[Figure contents as structured data]

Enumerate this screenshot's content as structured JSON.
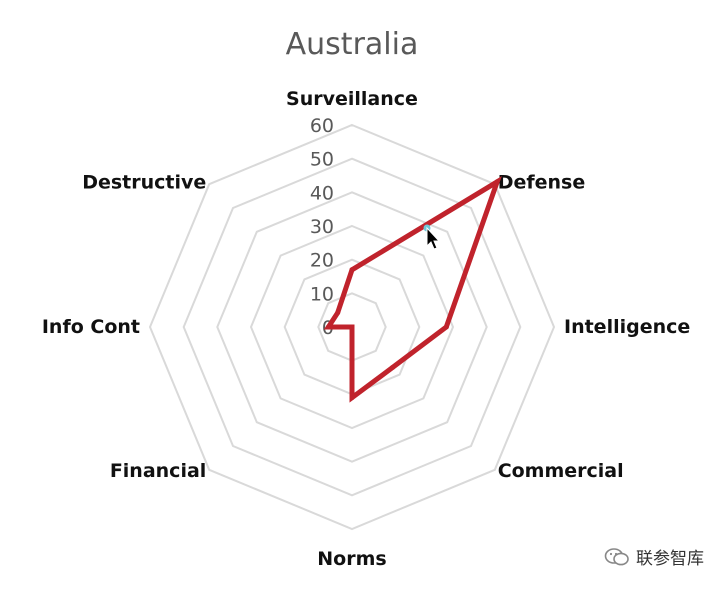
{
  "chart_data": {
    "type": "radar",
    "title": "Australia",
    "categories": [
      "Surveillance",
      "Defense",
      "Intelligence",
      "Commercial",
      "Norms",
      "Financial",
      "Info Cont",
      "Destructive"
    ],
    "series": [
      {
        "values": [
          17,
          61,
          28,
          17,
          21,
          0,
          7,
          6
        ],
        "color": "#c0232c"
      }
    ],
    "ticks": [
      0,
      10,
      20,
      30,
      40,
      50,
      60
    ],
    "rlim": [
      0,
      60
    ],
    "grid": true,
    "legend": "none"
  },
  "watermark": {
    "text": "联参智库",
    "icon": "wechat-icon"
  },
  "colors": {
    "grid": "#d9d9d9",
    "series": "#c0232c",
    "title": "#595959"
  }
}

◆ **Task details**:
Repeat each entry exactly. Pictures do not belong in the copy.

◆ **Full response**:
Enumerate this screenshot's content as structured JSON.
{
  "chart_data": {
    "type": "radar",
    "title": "Australia",
    "categories": [
      "Surveillance",
      "Defense",
      "Intelligence",
      "Commercial",
      "Norms",
      "Financial",
      "Info Cont",
      "Destructive"
    ],
    "series": [
      {
        "values": [
          17,
          61,
          28,
          17,
          21,
          0,
          7,
          6
        ],
        "color": "#c0232c"
      }
    ],
    "ticks": [
      0,
      10,
      20,
      30,
      40,
      50,
      60
    ],
    "rlim": [
      0,
      60
    ],
    "grid": true,
    "legend": "none"
  },
  "watermark": {
    "text": "联参智库",
    "icon": "wechat-icon"
  },
  "colors": {
    "grid": "#d9d9d9",
    "series": "#c0232c",
    "title": "#595959"
  }
}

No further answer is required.